▸ **Given data**
* * *

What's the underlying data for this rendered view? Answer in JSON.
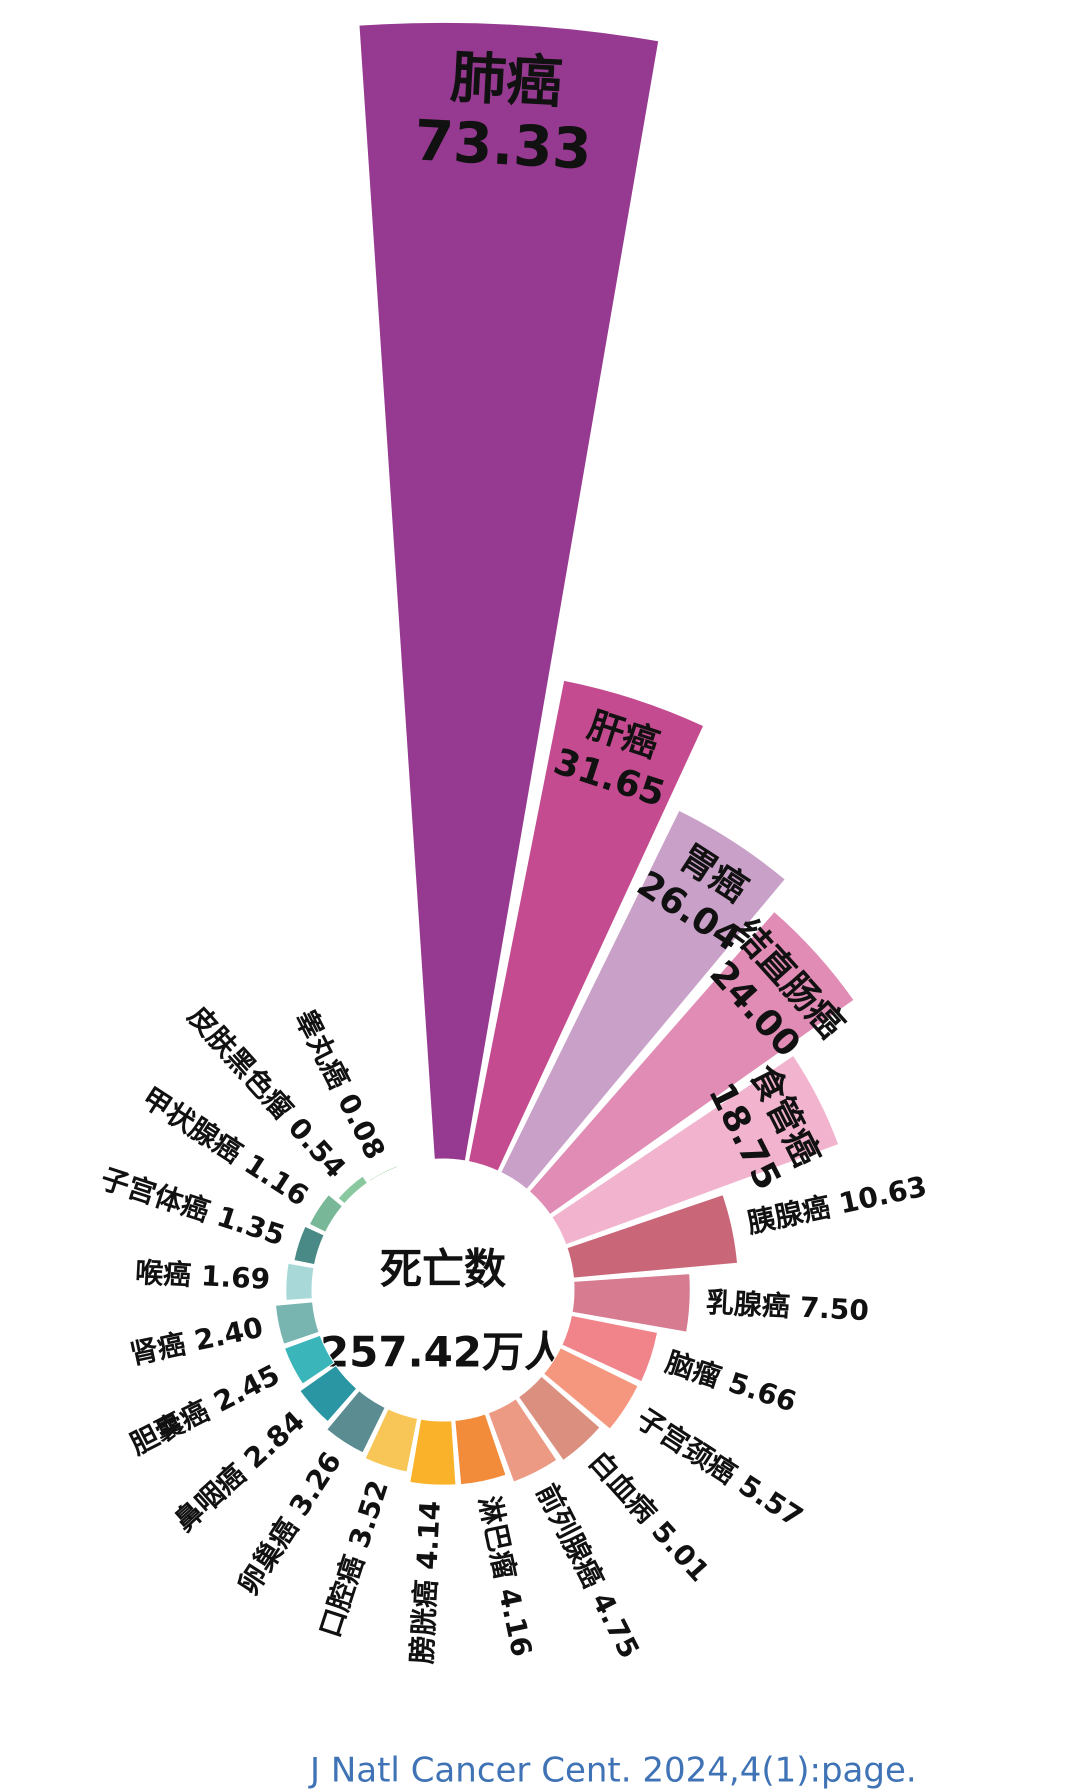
{
  "chart_data": {
    "type": "radial-bar",
    "center_title": "死亡数",
    "center_total": "257.42万人",
    "source": "J Natl Cancer Cent. 2024,4(1):page.",
    "categories": [
      "肺癌",
      "肝癌",
      "胃癌",
      "结直肠癌",
      "食管癌",
      "胰腺癌",
      "乳腺癌",
      "脑瘤",
      "子宫颈癌",
      "白血病",
      "前列腺癌",
      "淋巴瘤",
      "膀胱癌",
      "口腔癌",
      "卵巢癌",
      "鼻咽癌",
      "胆囊癌",
      "肾癌",
      "喉癌",
      "子宫体癌",
      "甲状腺癌",
      "皮肤黑色瘤",
      "睾丸癌"
    ],
    "values": [
      73.33,
      31.65,
      26.04,
      24,
      18.75,
      10.63,
      7.5,
      5.66,
      5.57,
      5.01,
      4.75,
      4.16,
      4.14,
      3.52,
      3.26,
      2.84,
      2.45,
      2.4,
      1.69,
      1.35,
      1.16,
      0.54,
      0.08
    ],
    "value_labels": [
      "73.33",
      "31.65",
      "26.04",
      "24.00",
      "18.75",
      "10.63",
      "7.50",
      "5.66",
      "5.57",
      "5.01",
      "4.75",
      "4.16",
      "4.14",
      "3.52",
      "3.26",
      "2.84",
      "2.45",
      "2.40",
      "1.69",
      "1.35",
      "1.16",
      "0.54",
      "0.08"
    ],
    "colors": [
      "#963a91",
      "#c44b8f",
      "#c9a0c8",
      "#e08cb5",
      "#f2b3ce",
      "#c96779",
      "#d67b90",
      "#f0848a",
      "#f5977e",
      "#db907f",
      "#ec9a84",
      "#f28c3a",
      "#fbb22b",
      "#f8c657",
      "#5a8c92",
      "#2a96a4",
      "#3ab5b9",
      "#78b5b0",
      "#a8d8d8",
      "#4a8a86",
      "#78b898",
      "#8ac8a0",
      "#5cb85c"
    ]
  }
}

* * *

▸ **What the task asks**
Extract all the data above exactly, excluding every picture.

▸ **The reply**
What's the underlying data for this rendered view? Answer in JSON.
{
  "chart_data": {
    "type": "radial-bar",
    "center_title": "死亡数",
    "center_total": "257.42万人",
    "source": "J Natl Cancer Cent. 2024,4(1):page.",
    "categories": [
      "肺癌",
      "肝癌",
      "胃癌",
      "结直肠癌",
      "食管癌",
      "胰腺癌",
      "乳腺癌",
      "脑瘤",
      "子宫颈癌",
      "白血病",
      "前列腺癌",
      "淋巴瘤",
      "膀胱癌",
      "口腔癌",
      "卵巢癌",
      "鼻咽癌",
      "胆囊癌",
      "肾癌",
      "喉癌",
      "子宫体癌",
      "甲状腺癌",
      "皮肤黑色瘤",
      "睾丸癌"
    ],
    "values": [
      73.33,
      31.65,
      26.04,
      24,
      18.75,
      10.63,
      7.5,
      5.66,
      5.57,
      5.01,
      4.75,
      4.16,
      4.14,
      3.52,
      3.26,
      2.84,
      2.45,
      2.4,
      1.69,
      1.35,
      1.16,
      0.54,
      0.08
    ],
    "value_labels": [
      "73.33",
      "31.65",
      "26.04",
      "24.00",
      "18.75",
      "10.63",
      "7.50",
      "5.66",
      "5.57",
      "5.01",
      "4.75",
      "4.16",
      "4.14",
      "3.52",
      "3.26",
      "2.84",
      "2.45",
      "2.40",
      "1.69",
      "1.35",
      "1.16",
      "0.54",
      "0.08"
    ],
    "colors": [
      "#963a91",
      "#c44b8f",
      "#c9a0c8",
      "#e08cb5",
      "#f2b3ce",
      "#c96779",
      "#d67b90",
      "#f0848a",
      "#f5977e",
      "#db907f",
      "#ec9a84",
      "#f28c3a",
      "#fbb22b",
      "#f8c657",
      "#5a8c92",
      "#2a96a4",
      "#3ab5b9",
      "#78b5b0",
      "#a8d8d8",
      "#4a8a86",
      "#78b898",
      "#8ac8a0",
      "#5cb85c"
    ]
  }
}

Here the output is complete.